Stored data:
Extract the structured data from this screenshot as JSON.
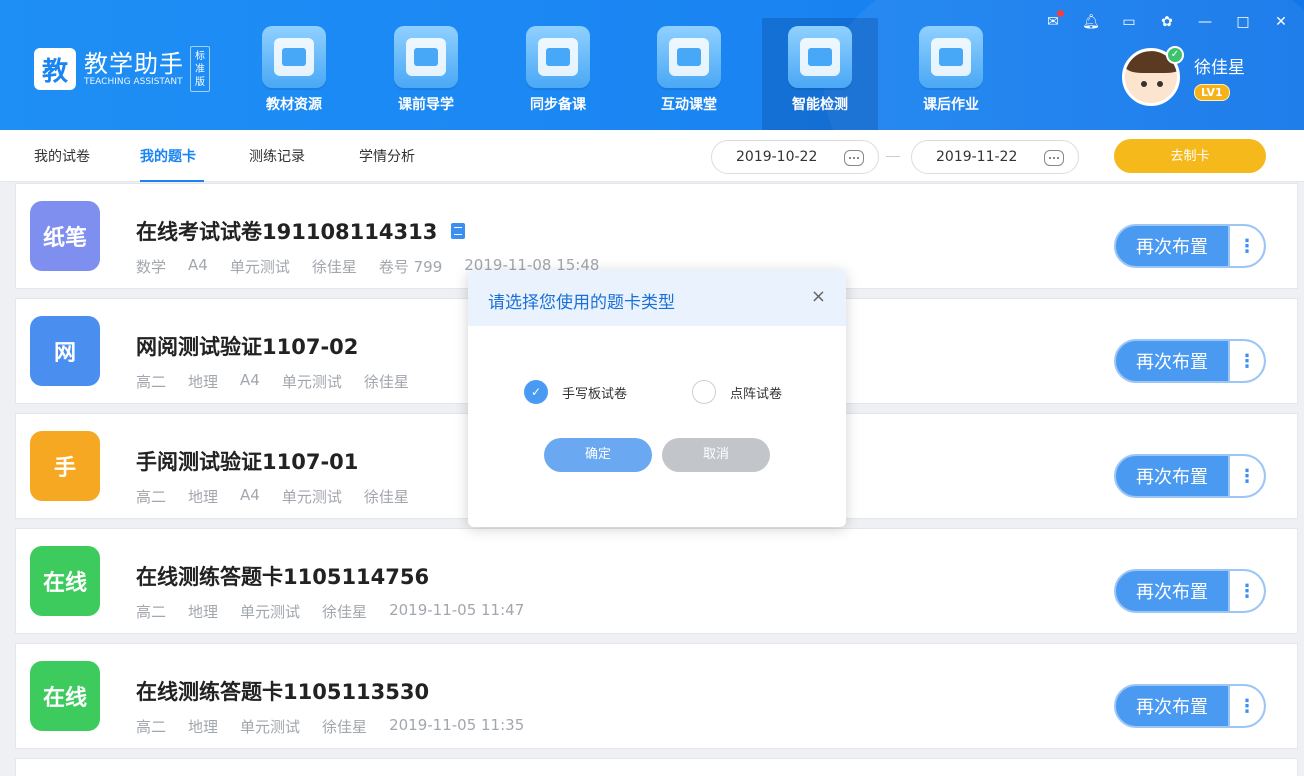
{
  "app": {
    "logo_char": "教",
    "name": "教学助手",
    "name_en": "TEACHING ASSISTANT",
    "edition": [
      "标",
      "准",
      "版"
    ]
  },
  "nav": [
    {
      "label": "教材资源",
      "icon": "textbook-icon"
    },
    {
      "label": "课前导学",
      "icon": "upload-guide-icon"
    },
    {
      "label": "同步备课",
      "icon": "pencil-paper-icon"
    },
    {
      "label": "互动课堂",
      "icon": "monitor-icon"
    },
    {
      "label": "智能检测",
      "icon": "clipboard-check-icon",
      "active": true
    },
    {
      "label": "课后作业",
      "icon": "backpack-icon"
    }
  ],
  "user": {
    "name": "徐佳星",
    "level": "LV1"
  },
  "tabs": [
    {
      "label": "我的试卷"
    },
    {
      "label": "我的题卡",
      "active": true
    },
    {
      "label": "测练记录"
    },
    {
      "label": "学情分析"
    }
  ],
  "filter": {
    "date_from": "2019-10-22",
    "date_to": "2019-11-22",
    "make_card_label": "去制卡"
  },
  "list": [
    {
      "badge": "纸笔",
      "badge_color": "#7f8ff0",
      "title": "在线考试试卷191108114313",
      "has_doc_icon": true,
      "meta": [
        "数学",
        "A4",
        "单元测试",
        "徐佳星",
        "卷号 799",
        "2019-11-08 15:48"
      ]
    },
    {
      "badge": "网",
      "badge_color": "#4a8ff0",
      "title": "网阅测试验证1107-02",
      "meta": [
        "高二",
        "地理",
        "A4",
        "单元测试",
        "徐佳星"
      ]
    },
    {
      "badge": "手",
      "badge_color": "#f7a823",
      "title": "手阅测试验证1107-01",
      "meta": [
        "高二",
        "地理",
        "A4",
        "单元测试",
        "徐佳星"
      ]
    },
    {
      "badge": "在线",
      "badge_color": "#3ecb5e",
      "title": "在线测练答题卡1105114756",
      "meta": [
        "高二",
        "地理",
        "单元测试",
        "徐佳星",
        "2019-11-05 11:47"
      ]
    },
    {
      "badge": "在线",
      "badge_color": "#3ecb5e",
      "title": "在线测练答题卡1105113530",
      "meta": [
        "高二",
        "地理",
        "单元测试",
        "徐佳星",
        "2019-11-05 11:35"
      ]
    }
  ],
  "row_action": {
    "assign_label": "再次布置",
    "more_label": "⋮"
  },
  "modal": {
    "title": "请选择您使用的题卡类型",
    "close": "×",
    "options": [
      {
        "label": "手写板试卷",
        "checked": true
      },
      {
        "label": "点阵试卷",
        "checked": false
      }
    ],
    "ok_label": "确定",
    "cancel_label": "取消"
  },
  "colors": {
    "primary": "#1a84f2",
    "accent": "#f6b91b"
  }
}
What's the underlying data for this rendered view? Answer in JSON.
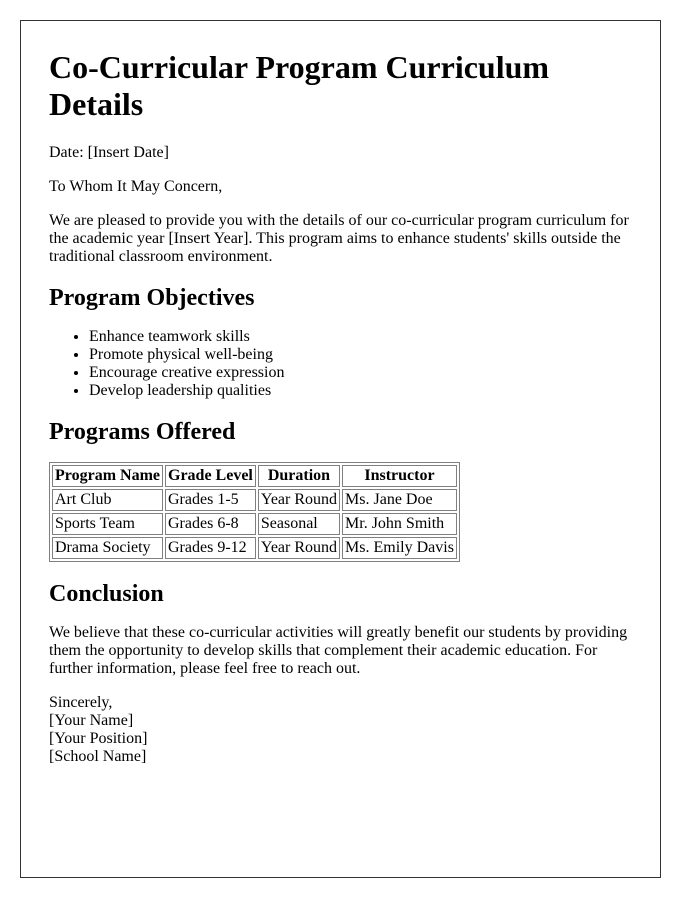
{
  "document": {
    "title": "Co-Curricular Program Curriculum Details",
    "date_line": "Date: [Insert Date]",
    "salutation": "To Whom It May Concern,",
    "intro": "We are pleased to provide you with the details of our co-curricular program curriculum for the academic year [Insert Year]. This program aims to enhance students' skills outside the traditional classroom environment.",
    "objectives": {
      "heading": "Program Objectives",
      "items": [
        "Enhance teamwork skills",
        "Promote physical well-being",
        "Encourage creative expression",
        "Develop leadership qualities"
      ]
    },
    "programs": {
      "heading": "Programs Offered",
      "columns": [
        "Program Name",
        "Grade Level",
        "Duration",
        "Instructor"
      ],
      "rows": [
        [
          "Art Club",
          "Grades 1-5",
          "Year Round",
          "Ms. Jane Doe"
        ],
        [
          "Sports Team",
          "Grades 6-8",
          "Seasonal",
          "Mr. John Smith"
        ],
        [
          "Drama Society",
          "Grades 9-12",
          "Year Round",
          "Ms. Emily Davis"
        ]
      ]
    },
    "conclusion": {
      "heading": "Conclusion",
      "text": "We believe that these co-curricular activities will greatly benefit our students by providing them the opportunity to develop skills that complement their academic education. For further information, please feel free to reach out."
    },
    "signature": {
      "closing": "Sincerely,",
      "name": "[Your Name]",
      "position": "[Your Position]",
      "school": "[School Name]"
    }
  }
}
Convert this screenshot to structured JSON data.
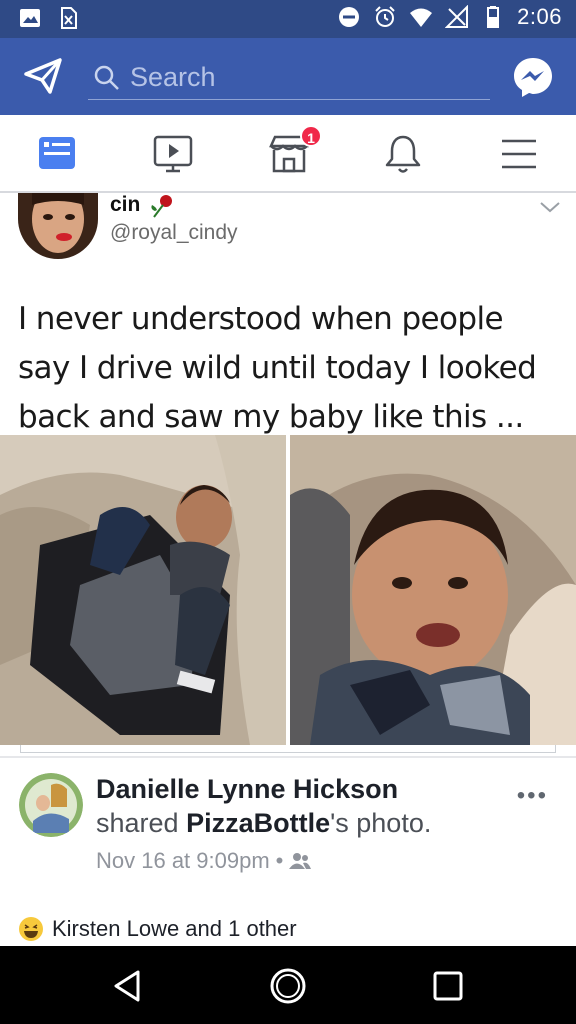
{
  "status_bar": {
    "time": "2:06",
    "left_icons": [
      "gallery-icon",
      "sim-x-icon"
    ],
    "right_icons": [
      "do-not-disturb-icon",
      "alarm-icon",
      "wifi-icon",
      "no-signal-icon",
      "battery-icon"
    ]
  },
  "header": {
    "search_placeholder": "Search",
    "left_icon": "paper-plane-icon",
    "right_icon": "messenger-icon",
    "color": "#3b5bac"
  },
  "nav_tabs": [
    {
      "name": "news-feed",
      "icon": "news-feed-icon",
      "active": true
    },
    {
      "name": "watch",
      "icon": "video-icon",
      "active": false
    },
    {
      "name": "marketplace",
      "icon": "marketplace-icon",
      "badge": "1",
      "active": false
    },
    {
      "name": "notifications",
      "icon": "bell-icon",
      "active": false
    },
    {
      "name": "menu",
      "icon": "hamburger-icon",
      "active": false
    }
  ],
  "tweet": {
    "name": "cin",
    "handle": "@royal_cindy",
    "text": "I never understood when people say I drive wild until today I looked back and saw my baby like this ..."
  },
  "shared_post": {
    "author": "Danielle Lynne Hickson",
    "action_prefix": "shared",
    "page_name": "PizzaBottle",
    "action_suffix": "'s photo.",
    "timestamp": "Nov 16 at 9:09pm",
    "separator": "•",
    "more": "•••"
  },
  "reactions": {
    "emoji": "haha-icon",
    "text": "Kirsten Lowe and 1 other"
  },
  "android_nav": [
    "back-icon",
    "home-icon",
    "recents-icon"
  ]
}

- Stated exercise:
Search the entries for the word "structured" and pick out every line that holds it.

- Answer to this exercise:
Extract the structured data from this screenshot as JSON.
Convert this screenshot to structured JSON data.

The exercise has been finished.